Given request >> Retype all of the data. Every line must match exactly.

Stored data >>
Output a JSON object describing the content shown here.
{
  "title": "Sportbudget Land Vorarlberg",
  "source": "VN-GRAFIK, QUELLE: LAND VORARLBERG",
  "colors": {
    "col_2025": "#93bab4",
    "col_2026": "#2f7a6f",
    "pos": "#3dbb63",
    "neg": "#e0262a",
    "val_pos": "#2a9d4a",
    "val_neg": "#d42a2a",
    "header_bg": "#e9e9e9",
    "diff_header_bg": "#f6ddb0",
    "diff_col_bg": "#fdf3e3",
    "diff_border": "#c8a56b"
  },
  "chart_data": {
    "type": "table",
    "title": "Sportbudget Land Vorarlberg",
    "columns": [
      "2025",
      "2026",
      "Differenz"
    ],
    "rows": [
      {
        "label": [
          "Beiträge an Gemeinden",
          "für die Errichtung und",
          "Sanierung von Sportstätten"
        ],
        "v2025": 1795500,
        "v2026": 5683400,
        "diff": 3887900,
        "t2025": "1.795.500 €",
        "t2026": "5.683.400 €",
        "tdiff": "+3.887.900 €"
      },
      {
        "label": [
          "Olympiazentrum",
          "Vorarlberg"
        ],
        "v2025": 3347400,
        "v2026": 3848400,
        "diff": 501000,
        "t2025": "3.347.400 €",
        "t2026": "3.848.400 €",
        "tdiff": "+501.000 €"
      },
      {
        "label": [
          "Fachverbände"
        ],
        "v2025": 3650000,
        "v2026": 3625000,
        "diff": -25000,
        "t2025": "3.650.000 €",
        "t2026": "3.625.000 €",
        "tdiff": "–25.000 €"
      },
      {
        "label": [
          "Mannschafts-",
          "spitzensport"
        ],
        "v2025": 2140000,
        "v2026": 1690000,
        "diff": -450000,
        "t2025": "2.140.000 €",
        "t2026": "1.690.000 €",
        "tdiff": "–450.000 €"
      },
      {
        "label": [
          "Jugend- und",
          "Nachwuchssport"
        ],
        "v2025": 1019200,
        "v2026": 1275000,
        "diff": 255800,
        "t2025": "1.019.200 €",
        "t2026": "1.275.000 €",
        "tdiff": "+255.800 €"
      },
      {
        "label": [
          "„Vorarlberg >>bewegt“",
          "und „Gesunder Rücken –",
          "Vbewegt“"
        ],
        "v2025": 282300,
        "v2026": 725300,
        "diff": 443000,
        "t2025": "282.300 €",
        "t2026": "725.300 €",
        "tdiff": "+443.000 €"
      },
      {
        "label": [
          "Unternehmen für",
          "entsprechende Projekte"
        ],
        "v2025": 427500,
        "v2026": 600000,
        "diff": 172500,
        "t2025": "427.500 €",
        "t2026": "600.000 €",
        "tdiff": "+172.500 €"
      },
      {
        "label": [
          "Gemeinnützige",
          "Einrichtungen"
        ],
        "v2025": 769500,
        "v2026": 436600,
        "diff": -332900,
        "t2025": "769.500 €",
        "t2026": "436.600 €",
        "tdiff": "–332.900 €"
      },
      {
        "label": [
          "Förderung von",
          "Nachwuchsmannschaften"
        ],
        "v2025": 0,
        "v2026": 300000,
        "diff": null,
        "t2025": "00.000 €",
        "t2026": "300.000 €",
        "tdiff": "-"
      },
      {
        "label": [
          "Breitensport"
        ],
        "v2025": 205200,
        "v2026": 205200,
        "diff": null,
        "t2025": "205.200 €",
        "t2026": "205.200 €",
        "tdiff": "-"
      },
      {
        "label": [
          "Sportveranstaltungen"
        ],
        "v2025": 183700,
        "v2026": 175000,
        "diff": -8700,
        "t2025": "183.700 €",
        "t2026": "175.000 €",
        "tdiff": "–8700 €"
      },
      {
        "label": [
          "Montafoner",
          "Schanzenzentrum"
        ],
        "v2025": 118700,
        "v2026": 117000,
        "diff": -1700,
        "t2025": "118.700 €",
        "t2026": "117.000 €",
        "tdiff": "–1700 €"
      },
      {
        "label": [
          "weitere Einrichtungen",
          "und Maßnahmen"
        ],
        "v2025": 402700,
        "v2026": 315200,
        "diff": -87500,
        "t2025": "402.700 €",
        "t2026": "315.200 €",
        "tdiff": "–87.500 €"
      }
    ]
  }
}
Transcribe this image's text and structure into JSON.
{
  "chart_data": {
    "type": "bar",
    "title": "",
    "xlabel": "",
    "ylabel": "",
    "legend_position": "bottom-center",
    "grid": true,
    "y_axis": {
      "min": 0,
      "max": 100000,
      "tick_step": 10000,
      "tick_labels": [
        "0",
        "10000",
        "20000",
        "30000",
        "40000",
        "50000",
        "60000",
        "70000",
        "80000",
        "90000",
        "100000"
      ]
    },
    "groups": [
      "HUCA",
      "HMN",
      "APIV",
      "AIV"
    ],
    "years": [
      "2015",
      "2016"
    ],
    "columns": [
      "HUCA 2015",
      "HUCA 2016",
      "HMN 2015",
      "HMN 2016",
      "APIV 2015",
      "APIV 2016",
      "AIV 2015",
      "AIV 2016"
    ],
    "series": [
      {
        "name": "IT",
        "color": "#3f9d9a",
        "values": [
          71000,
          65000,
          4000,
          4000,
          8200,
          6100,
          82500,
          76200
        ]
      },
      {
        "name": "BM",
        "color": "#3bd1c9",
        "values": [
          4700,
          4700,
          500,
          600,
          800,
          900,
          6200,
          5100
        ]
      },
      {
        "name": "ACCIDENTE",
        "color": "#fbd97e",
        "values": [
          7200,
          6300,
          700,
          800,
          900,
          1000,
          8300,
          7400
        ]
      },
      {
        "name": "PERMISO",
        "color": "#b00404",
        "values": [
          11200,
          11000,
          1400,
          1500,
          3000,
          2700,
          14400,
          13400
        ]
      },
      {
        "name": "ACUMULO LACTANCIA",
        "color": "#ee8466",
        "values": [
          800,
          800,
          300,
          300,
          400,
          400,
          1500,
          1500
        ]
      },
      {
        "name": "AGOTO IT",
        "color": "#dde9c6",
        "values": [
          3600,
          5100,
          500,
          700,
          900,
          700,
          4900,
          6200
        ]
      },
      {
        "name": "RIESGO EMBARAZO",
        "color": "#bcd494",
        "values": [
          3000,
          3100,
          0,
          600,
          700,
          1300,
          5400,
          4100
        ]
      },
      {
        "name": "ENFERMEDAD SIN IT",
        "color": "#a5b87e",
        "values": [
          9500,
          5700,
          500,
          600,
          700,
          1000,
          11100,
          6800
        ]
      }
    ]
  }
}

Final answer >>
Output a JSON object describing the content shown here.
{
  "title": "Sportbudget Land Vorarlberg",
  "source": "VN-GRAFIK, QUELLE: LAND VORARLBERG",
  "colors": {
    "col_2025": "#93bab4",
    "col_2026": "#2f7a6f",
    "pos": "#3dbb63",
    "neg": "#e0262a",
    "val_pos": "#2a9d4a",
    "val_neg": "#d42a2a",
    "header_bg": "#e9e9e9",
    "diff_header_bg": "#f6ddb0",
    "diff_col_bg": "#fdf3e3",
    "diff_border": "#c8a56b"
  },
  "chart_data": {
    "type": "table",
    "title": "Sportbudget Land Vorarlberg",
    "columns": [
      "2025",
      "2026",
      "Differenz"
    ],
    "rows": [
      {
        "label": [
          "Beiträge an Gemeinden",
          "für die Errichtung und",
          "Sanierung von Sportstätten"
        ],
        "v2025": 1795500,
        "v2026": 5683400,
        "diff": 3887900,
        "t2025": "1.795.500 €",
        "t2026": "5.683.400 €",
        "tdiff": "+3.887.900 €"
      },
      {
        "label": [
          "Olympiazentrum",
          "Vorarlberg"
        ],
        "v2025": 3347400,
        "v2026": 3848400,
        "diff": 501000,
        "t2025": "3.347.400 €",
        "t2026": "3.848.400 €",
        "tdiff": "+501.000 €"
      },
      {
        "label": [
          "Fachverbände"
        ],
        "v2025": 3650000,
        "v2026": 3625000,
        "diff": -25000,
        "t2025": "3.650.000 €",
        "t2026": "3.625.000 €",
        "tdiff": "–25.000 €"
      },
      {
        "label": [
          "Mannschafts-",
          "spitzensport"
        ],
        "v2025": 2140000,
        "v2026": 1690000,
        "diff": -450000,
        "t2025": "2.140.000 €",
        "t2026": "1.690.000 €",
        "tdiff": "–450.000 €"
      },
      {
        "label": [
          "Jugend- und",
          "Nachwuchssport"
        ],
        "v2025": 1019200,
        "v2026": 1275000,
        "diff": 255800,
        "t2025": "1.019.200 €",
        "t2026": "1.275.000 €",
        "tdiff": "+255.800 €"
      },
      {
        "label": [
          "„Vorarlberg >>bewegt“",
          "und „Gesunder Rücken –",
          "Vbewegt“"
        ],
        "v2025": 282300,
        "v2026": 725300,
        "diff": 443000,
        "t2025": "282.300 €",
        "t2026": "725.300 €",
        "tdiff": "+443.000 €"
      },
      {
        "label": [
          "Unternehmen für",
          "entsprechende Projekte"
        ],
        "v2025": 427500,
        "v2026": 600000,
        "diff": 172500,
        "t2025": "427.500 €",
        "t2026": "600.000 €",
        "tdiff": "+172.500 €"
      },
      {
        "label": [
          "Gemeinnützige",
          "Einrichtungen"
        ],
        "v2025": 769500,
        "v2026": 436600,
        "diff": -332900,
        "t2025": "769.500 €",
        "t2026": "436.600 €",
        "tdiff": "–332.900 €"
      },
      {
        "label": [
          "Förderung von",
          "Nachwuchsmannschaften"
        ],
        "v2025": 0,
        "v2026": 300000,
        "diff": null,
        "t2025": "00.000 €",
        "t2026": "300.000 €",
        "tdiff": "-"
      },
      {
        "label": [
          "Breitensport"
        ],
        "v2025": 205200,
        "v2026": 205200,
        "diff": null,
        "t2025": "205.200 €",
        "t2026": "205.200 €",
        "tdiff": "-"
      },
      {
        "label": [
          "Sportveranstaltungen"
        ],
        "v2025": 183700,
        "v2026": 175000,
        "diff": -8700,
        "t2025": "183.700 €",
        "t2026": "175.000 €",
        "tdiff": "–8700 €"
      },
      {
        "label": [
          "Montafoner",
          "Schanzenzentrum"
        ],
        "v2025": 118700,
        "v2026": 117000,
        "diff": -1700,
        "t2025": "118.700 €",
        "t2026": "117.000 €",
        "tdiff": "–1700 €"
      },
      {
        "label": [
          "weitere Einrichtungen",
          "und Maßnahmen"
        ],
        "v2025": 402700,
        "v2026": 315200,
        "diff": -87500,
        "t2025": "402.700 €",
        "t2026": "315.200 €",
        "tdiff": "–87.500 €"
      }
    ]
  }
}
Transcribe this image's text and structure into JSON.
{
  "chart_data": {
    "type": "bar",
    "title": "",
    "xlabel": "",
    "ylabel": "",
    "legend_position": "bottom-center",
    "grid": true,
    "y_axis": {
      "min": 0,
      "max": 100000,
      "tick_step": 10000,
      "tick_labels": [
        "0",
        "10000",
        "20000",
        "30000",
        "40000",
        "50000",
        "60000",
        "70000",
        "80000",
        "90000",
        "100000"
      ]
    },
    "groups": [
      "HUCA",
      "HMN",
      "APIV",
      "AIV"
    ],
    "years": [
      "2015",
      "2016"
    ],
    "columns": [
      "HUCA 2015",
      "HUCA 2016",
      "HMN 2015",
      "HMN 2016",
      "APIV 2015",
      "APIV 2016",
      "AIV 2015",
      "AIV 2016"
    ],
    "series": [
      {
        "name": "IT",
        "color": "#3f9d9a",
        "values": [
          71000,
          65000,
          4000,
          4000,
          8200,
          6100,
          82500,
          76200
        ]
      },
      {
        "name": "BM",
        "color": "#3bd1c9",
        "values": [
          4700,
          4700,
          500,
          600,
          800,
          900,
          6200,
          5100
        ]
      },
      {
        "name": "ACCIDENTE",
        "color": "#fbd97e",
        "values": [
          7200,
          6300,
          700,
          800,
          900,
          1000,
          8300,
          7400
        ]
      },
      {
        "name": "PERMISO",
        "color": "#b00404",
        "values": [
          11200,
          11000,
          1400,
          1500,
          3000,
          2700,
          14400,
          13400
        ]
      },
      {
        "name": "ACUMULO LACTANCIA",
        "color": "#ee8466",
        "values": [
          800,
          800,
          300,
          300,
          400,
          400,
          1500,
          1500
        ]
      },
      {
        "name": "AGOTO IT",
        "color": "#dde9c6",
        "values": [
          3600,
          5100,
          500,
          700,
          900,
          700,
          4900,
          6200
        ]
      },
      {
        "name": "RIESGO EMBARAZO",
        "color": "#bcd494",
        "values": [
          3000,
          3100,
          0,
          600,
          700,
          1300,
          5400,
          4100
        ]
      },
      {
        "name": "ENFERMEDAD SIN IT",
        "color": "#a5b87e",
        "values": [
          9500,
          5700,
          500,
          600,
          700,
          1000,
          11100,
          6800
        ]
      }
    ]
  }
}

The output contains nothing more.